┌─ Information supplied

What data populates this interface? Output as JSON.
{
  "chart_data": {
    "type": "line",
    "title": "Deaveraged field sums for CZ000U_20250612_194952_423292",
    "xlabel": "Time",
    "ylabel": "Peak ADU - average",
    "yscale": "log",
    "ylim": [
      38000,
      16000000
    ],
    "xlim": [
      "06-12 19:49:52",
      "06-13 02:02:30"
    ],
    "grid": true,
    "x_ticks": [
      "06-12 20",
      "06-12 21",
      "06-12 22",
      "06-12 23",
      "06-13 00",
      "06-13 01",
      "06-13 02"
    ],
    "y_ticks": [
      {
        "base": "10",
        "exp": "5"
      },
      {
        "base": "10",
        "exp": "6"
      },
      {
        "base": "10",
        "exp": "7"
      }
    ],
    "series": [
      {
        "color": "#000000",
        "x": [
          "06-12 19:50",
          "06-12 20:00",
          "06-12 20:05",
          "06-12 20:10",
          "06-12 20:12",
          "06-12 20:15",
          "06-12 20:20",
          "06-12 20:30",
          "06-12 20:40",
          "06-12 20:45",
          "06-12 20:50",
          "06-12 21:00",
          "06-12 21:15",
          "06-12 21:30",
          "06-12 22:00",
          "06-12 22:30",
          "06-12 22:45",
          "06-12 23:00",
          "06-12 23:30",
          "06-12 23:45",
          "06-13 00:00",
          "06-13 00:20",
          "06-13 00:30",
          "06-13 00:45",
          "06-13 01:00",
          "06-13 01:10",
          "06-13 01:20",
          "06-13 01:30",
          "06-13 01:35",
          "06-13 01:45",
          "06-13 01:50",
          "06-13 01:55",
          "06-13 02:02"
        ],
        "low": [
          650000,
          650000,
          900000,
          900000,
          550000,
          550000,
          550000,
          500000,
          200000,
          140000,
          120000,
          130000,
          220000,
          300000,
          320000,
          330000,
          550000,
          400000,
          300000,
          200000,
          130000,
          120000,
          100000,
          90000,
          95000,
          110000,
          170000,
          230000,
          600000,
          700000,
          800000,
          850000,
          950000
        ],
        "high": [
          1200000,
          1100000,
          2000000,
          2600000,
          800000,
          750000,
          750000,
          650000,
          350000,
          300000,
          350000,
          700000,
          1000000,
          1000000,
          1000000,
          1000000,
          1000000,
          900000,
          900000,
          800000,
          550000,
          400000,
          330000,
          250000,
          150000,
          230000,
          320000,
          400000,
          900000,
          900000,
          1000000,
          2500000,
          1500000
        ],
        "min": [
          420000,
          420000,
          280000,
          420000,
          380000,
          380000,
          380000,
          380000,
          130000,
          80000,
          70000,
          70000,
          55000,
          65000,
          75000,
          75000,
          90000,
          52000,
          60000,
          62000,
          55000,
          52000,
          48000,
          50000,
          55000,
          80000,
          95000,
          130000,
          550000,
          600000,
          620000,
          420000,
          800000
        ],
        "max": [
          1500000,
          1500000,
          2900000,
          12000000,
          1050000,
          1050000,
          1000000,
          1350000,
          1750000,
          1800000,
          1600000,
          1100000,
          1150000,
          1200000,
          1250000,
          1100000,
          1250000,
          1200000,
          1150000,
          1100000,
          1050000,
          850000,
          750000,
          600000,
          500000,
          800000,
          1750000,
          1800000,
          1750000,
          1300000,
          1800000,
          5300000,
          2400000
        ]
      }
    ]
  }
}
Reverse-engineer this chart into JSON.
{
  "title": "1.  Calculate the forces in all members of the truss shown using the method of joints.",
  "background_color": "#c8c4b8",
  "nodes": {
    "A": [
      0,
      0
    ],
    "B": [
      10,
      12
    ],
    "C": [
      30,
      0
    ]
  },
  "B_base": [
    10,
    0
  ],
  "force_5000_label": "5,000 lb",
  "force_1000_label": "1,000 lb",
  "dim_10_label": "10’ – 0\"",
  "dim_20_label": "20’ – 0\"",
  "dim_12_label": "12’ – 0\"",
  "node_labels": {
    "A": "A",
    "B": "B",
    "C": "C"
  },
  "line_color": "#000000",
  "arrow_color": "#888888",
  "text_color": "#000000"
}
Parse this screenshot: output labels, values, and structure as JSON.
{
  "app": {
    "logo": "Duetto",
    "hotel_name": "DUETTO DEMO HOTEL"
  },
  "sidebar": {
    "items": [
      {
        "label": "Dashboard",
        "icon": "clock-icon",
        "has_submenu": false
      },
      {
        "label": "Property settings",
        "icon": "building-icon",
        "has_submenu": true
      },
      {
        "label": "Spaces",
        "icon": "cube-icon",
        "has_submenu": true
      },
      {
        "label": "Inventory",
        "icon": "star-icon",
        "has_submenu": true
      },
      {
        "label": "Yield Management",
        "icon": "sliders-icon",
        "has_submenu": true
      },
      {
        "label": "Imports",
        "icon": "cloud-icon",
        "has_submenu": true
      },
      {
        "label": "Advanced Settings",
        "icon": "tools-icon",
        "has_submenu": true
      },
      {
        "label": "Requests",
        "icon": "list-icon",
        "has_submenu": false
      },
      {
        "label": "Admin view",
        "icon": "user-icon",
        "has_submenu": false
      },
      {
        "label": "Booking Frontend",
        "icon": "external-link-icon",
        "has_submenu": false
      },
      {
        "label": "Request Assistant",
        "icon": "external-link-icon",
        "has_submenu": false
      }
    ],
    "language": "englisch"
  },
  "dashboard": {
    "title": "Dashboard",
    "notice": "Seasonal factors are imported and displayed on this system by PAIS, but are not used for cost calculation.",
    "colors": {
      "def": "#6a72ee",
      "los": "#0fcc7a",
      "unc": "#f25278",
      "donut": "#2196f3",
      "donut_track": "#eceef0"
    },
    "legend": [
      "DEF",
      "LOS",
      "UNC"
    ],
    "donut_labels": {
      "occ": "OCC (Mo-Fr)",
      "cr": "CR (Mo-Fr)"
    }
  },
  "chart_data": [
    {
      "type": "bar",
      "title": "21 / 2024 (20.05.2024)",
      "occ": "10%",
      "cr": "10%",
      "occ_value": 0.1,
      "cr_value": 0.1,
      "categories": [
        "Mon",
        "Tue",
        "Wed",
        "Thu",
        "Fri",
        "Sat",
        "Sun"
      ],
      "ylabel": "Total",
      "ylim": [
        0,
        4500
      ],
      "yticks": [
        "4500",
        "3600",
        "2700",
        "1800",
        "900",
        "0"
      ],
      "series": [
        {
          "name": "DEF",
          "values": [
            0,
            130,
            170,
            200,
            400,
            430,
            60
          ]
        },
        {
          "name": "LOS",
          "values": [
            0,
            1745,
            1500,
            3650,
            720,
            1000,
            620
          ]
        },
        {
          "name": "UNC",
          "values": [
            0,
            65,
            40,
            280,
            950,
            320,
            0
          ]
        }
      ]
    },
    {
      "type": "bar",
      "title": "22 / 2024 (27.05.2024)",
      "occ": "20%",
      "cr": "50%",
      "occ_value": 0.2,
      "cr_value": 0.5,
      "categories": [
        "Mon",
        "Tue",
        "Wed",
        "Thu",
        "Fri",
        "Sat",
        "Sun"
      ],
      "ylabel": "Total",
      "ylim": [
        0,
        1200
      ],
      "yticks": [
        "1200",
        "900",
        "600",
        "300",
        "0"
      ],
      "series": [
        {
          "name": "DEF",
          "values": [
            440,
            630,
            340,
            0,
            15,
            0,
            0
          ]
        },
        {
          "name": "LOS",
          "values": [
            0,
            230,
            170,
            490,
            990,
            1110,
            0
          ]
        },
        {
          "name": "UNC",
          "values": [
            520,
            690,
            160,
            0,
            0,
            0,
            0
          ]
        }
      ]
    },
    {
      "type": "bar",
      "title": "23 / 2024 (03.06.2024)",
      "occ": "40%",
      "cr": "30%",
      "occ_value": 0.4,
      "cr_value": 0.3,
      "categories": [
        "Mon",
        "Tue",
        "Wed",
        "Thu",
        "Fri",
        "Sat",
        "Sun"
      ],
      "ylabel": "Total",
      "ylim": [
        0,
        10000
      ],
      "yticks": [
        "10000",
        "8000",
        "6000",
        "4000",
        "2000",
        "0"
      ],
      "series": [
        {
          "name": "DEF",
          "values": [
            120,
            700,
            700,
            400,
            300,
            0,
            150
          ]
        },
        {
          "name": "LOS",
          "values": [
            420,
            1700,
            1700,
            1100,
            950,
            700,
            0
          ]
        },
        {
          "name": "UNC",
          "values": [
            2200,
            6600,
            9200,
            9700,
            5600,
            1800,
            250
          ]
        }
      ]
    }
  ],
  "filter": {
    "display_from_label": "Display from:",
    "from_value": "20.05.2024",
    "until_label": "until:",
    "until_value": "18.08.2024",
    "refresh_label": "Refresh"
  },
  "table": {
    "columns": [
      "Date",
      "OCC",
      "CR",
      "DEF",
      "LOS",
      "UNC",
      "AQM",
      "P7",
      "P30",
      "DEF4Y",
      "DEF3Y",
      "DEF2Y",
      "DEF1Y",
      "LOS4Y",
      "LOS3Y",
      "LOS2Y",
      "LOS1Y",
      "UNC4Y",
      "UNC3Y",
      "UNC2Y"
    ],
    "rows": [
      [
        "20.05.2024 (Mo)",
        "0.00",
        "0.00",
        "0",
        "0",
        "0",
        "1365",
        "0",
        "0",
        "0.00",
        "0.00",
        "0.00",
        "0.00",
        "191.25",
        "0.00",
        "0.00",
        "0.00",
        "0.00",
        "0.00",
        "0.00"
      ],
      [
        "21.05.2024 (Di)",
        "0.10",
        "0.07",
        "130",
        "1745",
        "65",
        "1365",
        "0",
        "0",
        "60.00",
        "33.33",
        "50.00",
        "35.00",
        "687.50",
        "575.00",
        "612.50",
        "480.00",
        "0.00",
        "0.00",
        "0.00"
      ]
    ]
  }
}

└─

• _Required work_:
List all lines from the entries that include the word "JSON".

• _Result for this exercise_:
What data populates this interface? Output as JSON.
Reverse-engineer this chart into JSON.
Parse this screenshot: output labels, values, and structure as JSON.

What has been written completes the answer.